AIM:
Search the records for "avant" and copy each line that holds it.

--- start ---

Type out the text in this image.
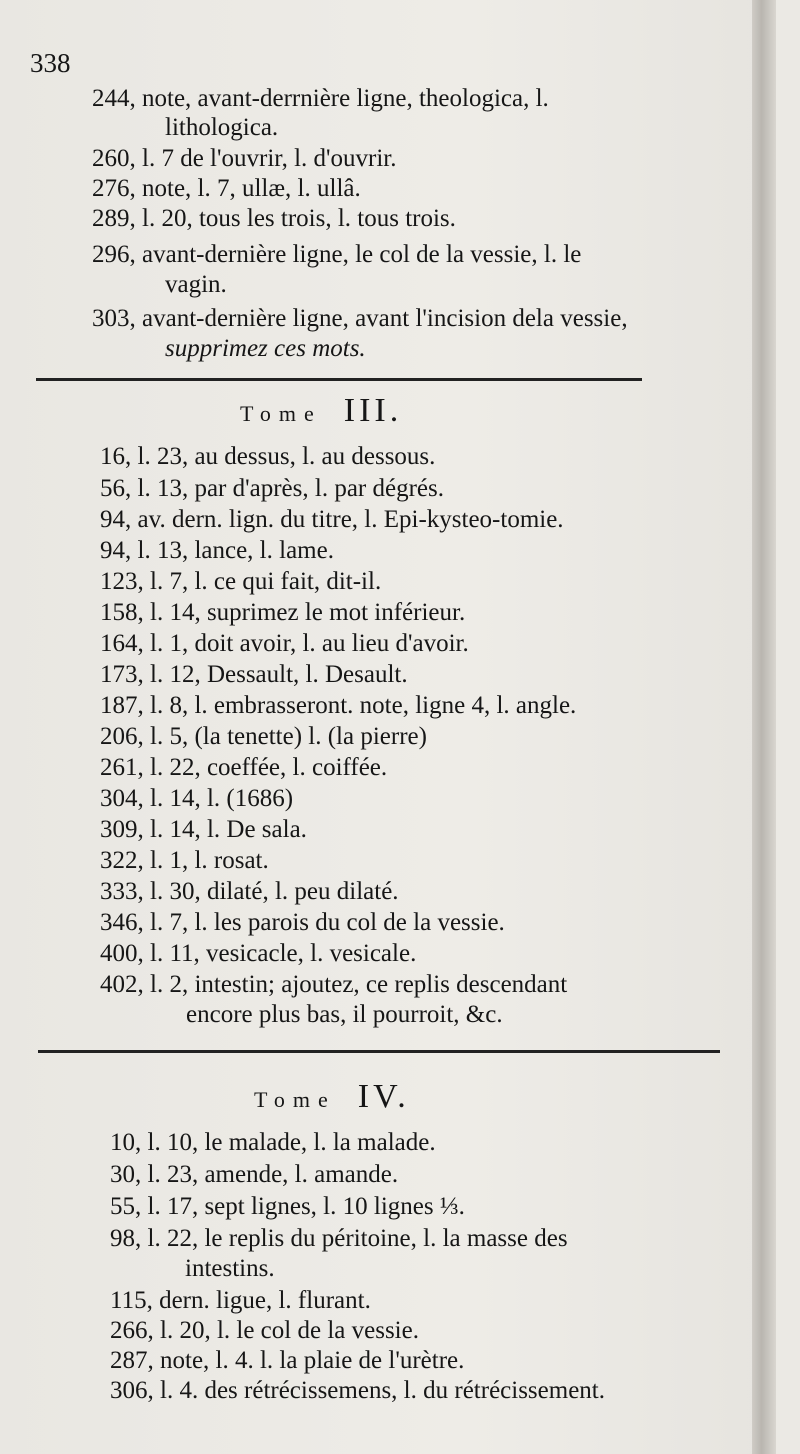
338
244, note, avant-derrnière ligne, theologica, l.
lithologica.
260, l. 7 de l'ouvrir, l. d'ouvrir.
276, note, l. 7, ullæ, l. ullâ.
289, l. 20, tous les trois, l. tous trois.
296, avant-dernière ligne, le col de la vessie, l. le
vagin.
303, avant-dernière ligne, avant l'incision dela vessie,
supprimez ces mots.
Tome III.
16, l. 23, au dessus, l. au dessous.
56, l. 13, par d'après, l. par dégrés.
94, av. dern. lign. du titre, l. Epi-kysteo-tomie.
94, l. 13, lance, l. lame.
123, l. 7, l. ce qui fait, dit-il.
158, l. 14, suprimez le mot inférieur.
164, l. 1, doit avoir, l. au lieu d'avoir.
173, l. 12, Dessault, l. Desault.
187, l. 8, l. embrasseront. note, ligne 4, l. angle.
206, l. 5, (la tenette) l. (la pierre)
261, l. 22, coeffée, l. coiffée.
304, l. 14, l. (1686)
309, l. 14, l. De sala.
322, l. 1, l. rosat.
333, l. 30, dilaté, l. peu dilaté.
346, l. 7, l. les parois du col de la vessie.
400, l. 11, vesicacle, l. vesicale.
402, l. 2, intestin; ajoutez, ce replis descendant
encore plus bas, il pourroit, &c.
Tome IV.
10, l. 10, le malade, l. la malade.
30, l. 23, amende, l. amande.
55, l. 17, sept lignes, l. 10 lignes ⅓.
98, l. 22, le replis du péritoine, l. la masse des
intestins.
115, dern. ligue, l. flurant.
266, l. 20, l. le col de la vessie.
287, note, l. 4. l. la plaie de l'urètre.
306, l. 4. des rétrécissemens, l. du rétrécissement.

--- end ---

RESPONSE TO THIS EXERCISE:
244, note, avant-derrnière ligne, theologica, l.
296, avant-dernière ligne, le col de la vessie, l. le
303, avant-dernière ligne, avant l'incision dela vessie,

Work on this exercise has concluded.